**WHAT YOU HAVE TO DO:**
Pull out each line of the records holding the string "Nazwa".

**RECORDS FOR THE TASK:**
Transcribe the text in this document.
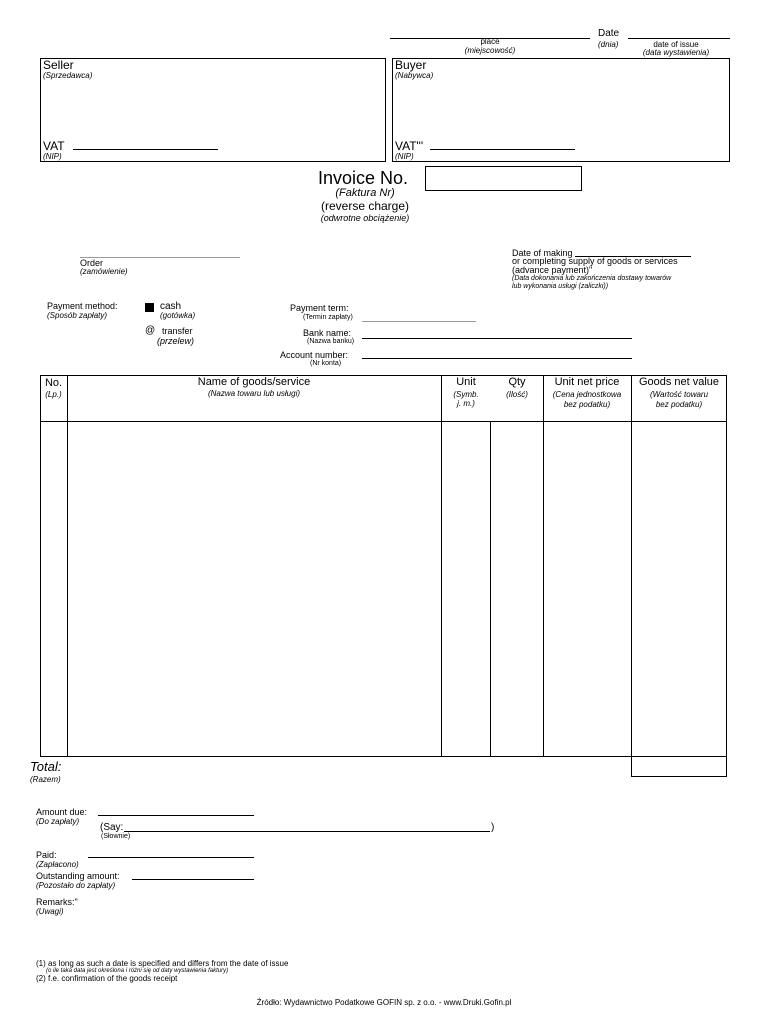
place
(miejscowość)
Date
(dnia)	date of issue
(data wystawienia)
Seller
(Sprzedawca)
VAT
(NIP)
Buyer
(Nabywca)
VAT"'
(NIP)
Invoice No.
(Faktura Nr)
(reverse charge)
(odwrotne obciążenie)
Order
(zamówienie)
Date of making
or completing supply of goods or services
(advance payment)"
(Data dokonania lub zakończenia dostawy towarów
lub wykonania usługi (zaliczki))
Payment method:
(Sposób zapłaty)
cash
(gotówka)
@ transfer
(przelew)
Payment term:
(Termin zapłaty)
Bank name:
(Nazwa banku)
Account number:
(Nr konta)
No.
(Lp.)
Name of goods/service
(Nazwa towaru lub usługi)
Unit
(Symb.
j. m.)
Qty
(Ilość)
Unit net price
(Cena jednostkowa
bez podatku)
Goods net value
(Wartość towaru
bez podatku)
Total:
(Razem)
Amount due:
(Do zapłaty)
(Say:	)
(Słownie)
Paid:
(Zapłacono)
Outstanding amount:
(Pozostało do zapłaty)
Remarks:"
(Uwagi)
(1) as long as such a date is specified and differs from the date of issue
(o ile taka data jest określona i różni się od daty wystawienia faktury)
(2) f.e. confirmation of the goods receipt
Źródło: Wydawnictwo Podatkowe GOFIN sp. z o.o. - www.Druki.Gofin.pl
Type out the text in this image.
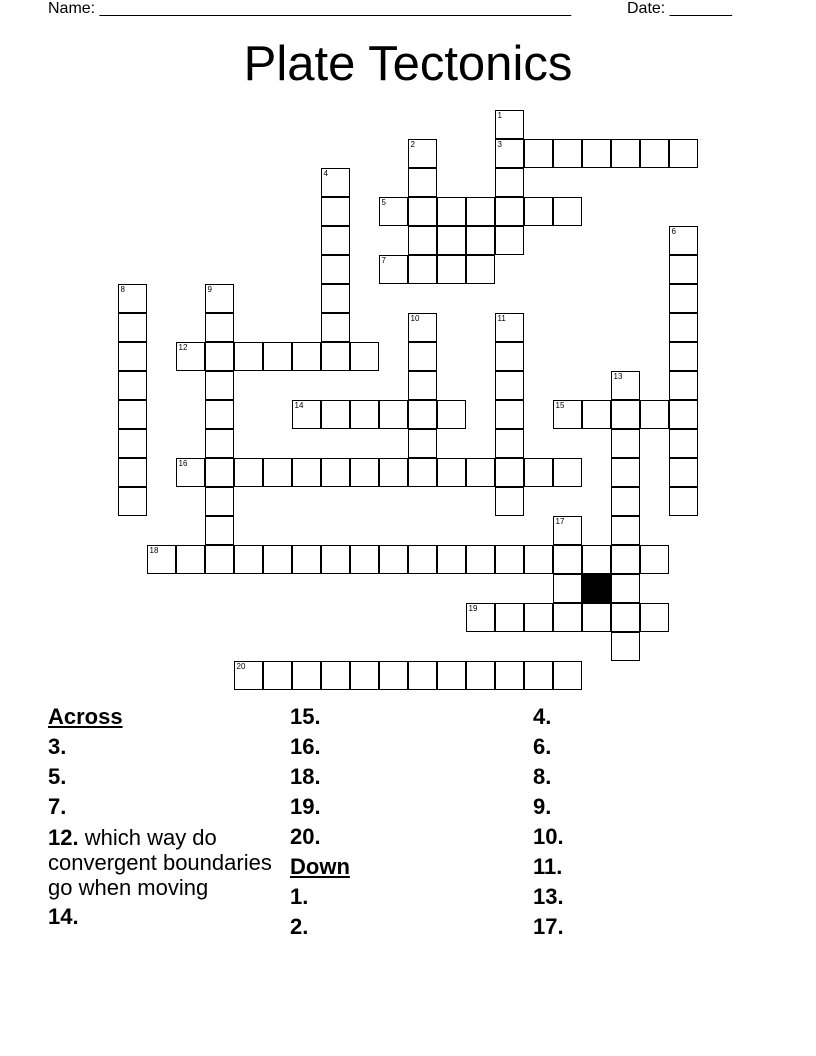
Name: _____________________________________________________	Date: _______
Plate Tectonics
1
2	3
4
5
6
7
8	9
10	11
12
13
14	15
16
17
18
19
20
Across
3.
5.
7.
12. which way do convergent boundaries go when moving
14.
15.
16.
18.
19.
20.
Down
1.
2.
4.
6.
8.
9.
10.
11.
13.
17.
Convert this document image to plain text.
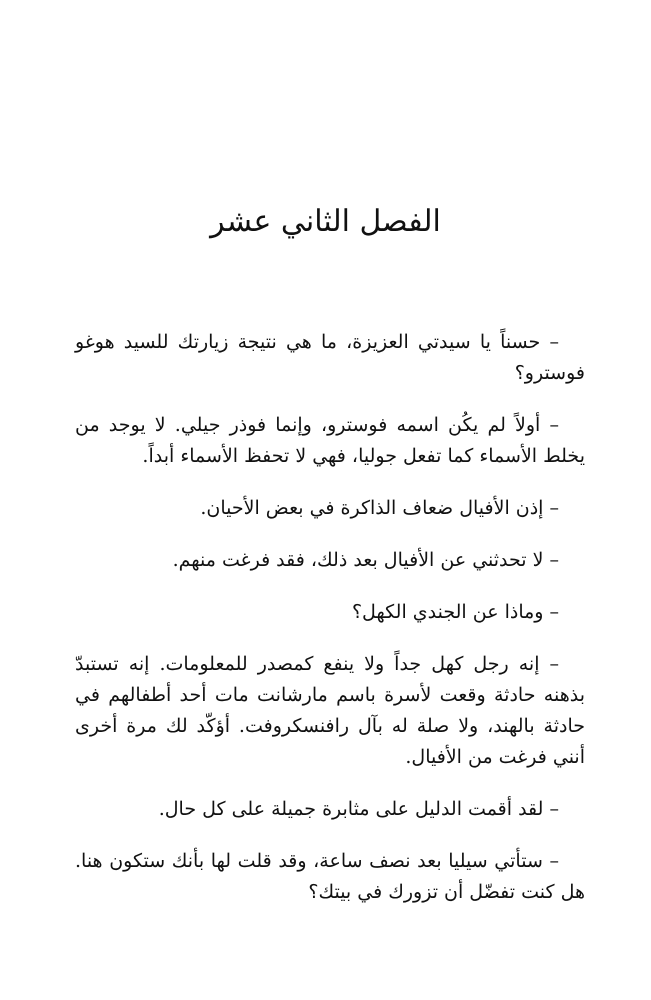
الفصل الثاني عشر

– حسناً يا سيدتي العزيزة، ما هي نتيجة زيارتك للسيد هوغو فوسترو؟

– أولاً لم يكُن اسمه فوسترو، وإنما فوذر جيلي. لا يوجد من يخلط الأسماء كما تفعل جوليا، فهي لا تحفظ الأسماء أبداً.

– إذن الأفيال ضعاف الذاكرة في بعض الأحيان.

– لا تحدثني عن الأفيال بعد ذلك، فقد فرغت منهم.

– وماذا عن الجندي الكهل؟

– إنه رجل كهل جداً ولا ينفع كمصدر للمعلومات. إنه تستبدّ بذهنه حادثة وقعت لأسرة باسم مارشانت مات أحد أطفالهم في حادثة بالهند، ولا صلة له بآل رافنسكروفت. أؤكّد لك مرة أخرى أنني فرغت من الأفيال.

– لقد أقمت الدليل على مثابرة جميلة على كل حال.

– ستأتي سيليا بعد نصف ساعة، وقد قلت لها بأنك ستكون هنا. هل كنت تفضّل أن تزورك في بيتك؟
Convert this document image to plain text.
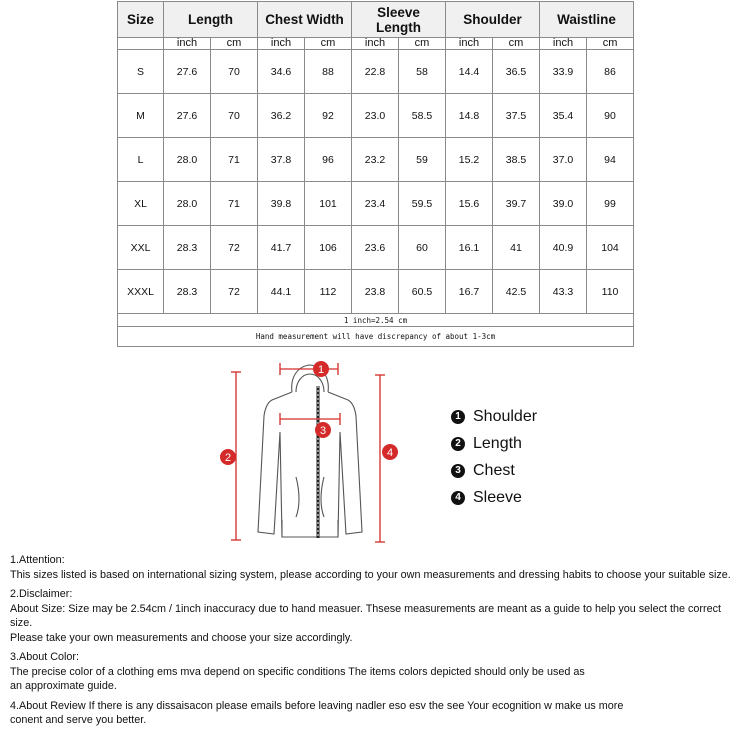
Size	Length		Chest Width		Sleeve Length		Shoulder		Waistline	
	inch	cm	inch	cm	inch	cm	inch	cm	inch	cm
S	27.6	70	34.6	88	22.8	58	14.4	36.5	33.9	86
M	27.6	70	36.2	92	23.0	58.5	14.8	37.5	35.4	90
L	28.0	71	37.8	96	23.2	59	15.2	38.5	37.0	94
XL	28.0	71	39.8	101	23.4	59.5	15.6	39.7	39.0	99
XXL	28.3	72	41.7	106	23.6	60	16.1	41	40.9	104
XXXL	28.3	72	44.1	112	23.8	60.5	16.7	42.5	43.3	110
1 inch=2.54 cm										
Hand measurement will have discrepancy of about 1-3cm										
1
2
3
4
1 Shoulder
2 Length
3 Chest
4 Sleeve

1.Attention:

This sizes listed is based on international sizing system, please according to your own measurements and dressing habits to choose your suitable size.

2.Disclaimer:

About Size: Size may be 2.54cm / 1inch inaccuracy due to hand measuer. Thsese measurements are meant as a guide to help you select the correct size.

Please take your own measurements and choose your size accordingly.

3.About Color:

The precise color of a clothing ems mva depend on specific conditions The items colors depicted should only be used as

an approximate guide.

4.About Review If there is any dissaisacon please emails before leaving nadler eso esv the see Your ecognition w make us more

conent and serve you better.
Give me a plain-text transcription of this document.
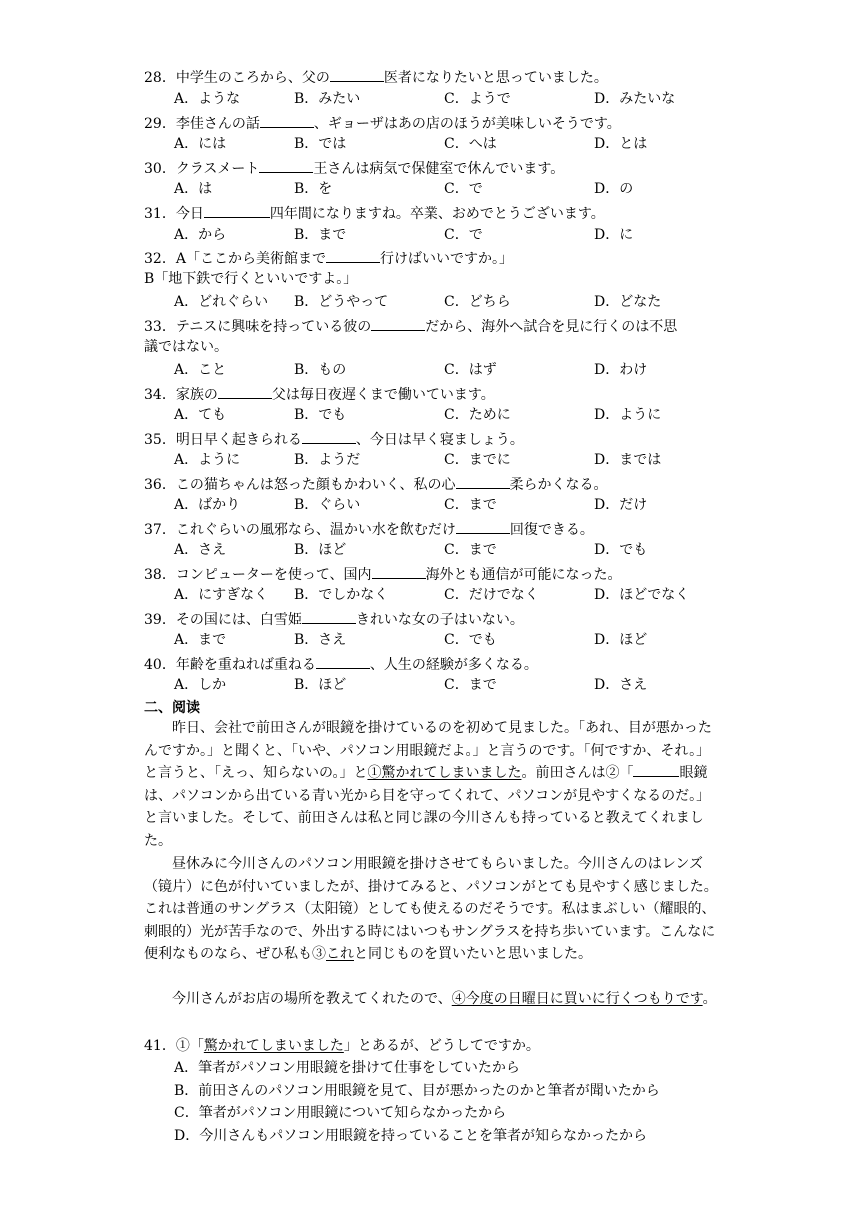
28．中学生のころから、父の	医者になりたいと思っていました。
A．ような	B．みたい	C．ようで	D．みたいな
29．李佳さんの話	、ギョーザはあの店のほうが美味しいそうです。
A．には	B．では	C．へは	D．とは
30．クラスメート	王さんは病気で保健室で休んでいます。
A．は	B．を	C．で	D．の
31．今日	四年間になりますね。卒業、おめでとうございます。
A．から	B．まで	C．で	D．に
32．A「ここから美術館まで	行けばいいですか。」
B「地下鉄で行くといいですよ。」
A．どれぐらい B．どうやって	C．どちら	D．どなた
33．テニスに興味を持っている彼の	だから、海外へ試合を見に行くのは不思
議ではない。
A．こと	B．もの	C．はず	D．わけ
34．家族の	父は毎日夜遅くまで働いています。
A．ても	B．でも	C．ために	D．ように
35．明日早く起きられる	、今日は早く寝ましょう。
A．ように	B．ようだ	C．までに	D．までは
36．この猫ちゃんは怒った顔もかわいく、私の心	柔らかくなる。
A．ばかり	B．ぐらい	C．まで	D．だけ
37．これぐらいの風邪なら、温かい水を飲むだけ	回復できる。
A．さえ	B．ほど	C．まで	D．でも
38．コンピューターを使って、国内	海外とも通信が可能になった。
A．にすぎなく B．でしかなく	C．だけでなく	D．ほどでなく
39．その国には、白雪姫	きれいな女の子はいない。
A．まで	B．さえ	C．でも	D．ほど
40．年齢を重ねれば重ねる	、人生の経験が多くなる。
A．しか	B．ほど	C．まで	D．さえ
二、阅读
昨日、会社で前田さんが眼鏡を掛けているのを初めて見ました。「あれ、目が悪かったんですか。」と聞くと、「いや、パソコン用眼鏡だよ。」と言うのです。「何ですか、それ。」と言うと、「えっ、知らないの。」と①驚かれてしまいました。前田さんは②「	眼鏡は、パソコンから出ている青い光から目を守ってくれて、パソコンが見やすくなるのだ。」と言いました。そして、前田さんは私と同じ課の今川さんも持っていると教えてくれました。
昼休みに今川さんのパソコン用眼鏡を掛けさせてもらいました。今川さんのはレンズ（镜片）に色が付いていましたが、掛けてみると、パソコンがとても見やすく感じました。これは普通のサングラス（太阳镜）としても使えるのだそうです。私はまぶしい（耀眼的、刺眼的）光が苦手なので、外出する時にはいつもサングラスを持ち歩いています。こんなに便利なものなら、ぜひ私も③これと同じものを買いたいと思いました。
今川さんがお店の場所を教えてくれたので、④今度の日曜日に買いに行くつもりです。
41．①「驚かれてしまいました」とあるが、どうしてですか。
A．筆者がパソコン用眼鏡を掛けて仕事をしていたから
B．前田さんのパソコン用眼鏡を見て、目が悪かったのかと筆者が聞いたから
C．筆者がパソコン用眼鏡について知らなかったから
D．今川さんもパソコン用眼鏡を持っていることを筆者が知らなかったから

**ANSWER TO THIS PROBLEM:**
(Nazwa banku)
(Nazwa towaru lub usługi)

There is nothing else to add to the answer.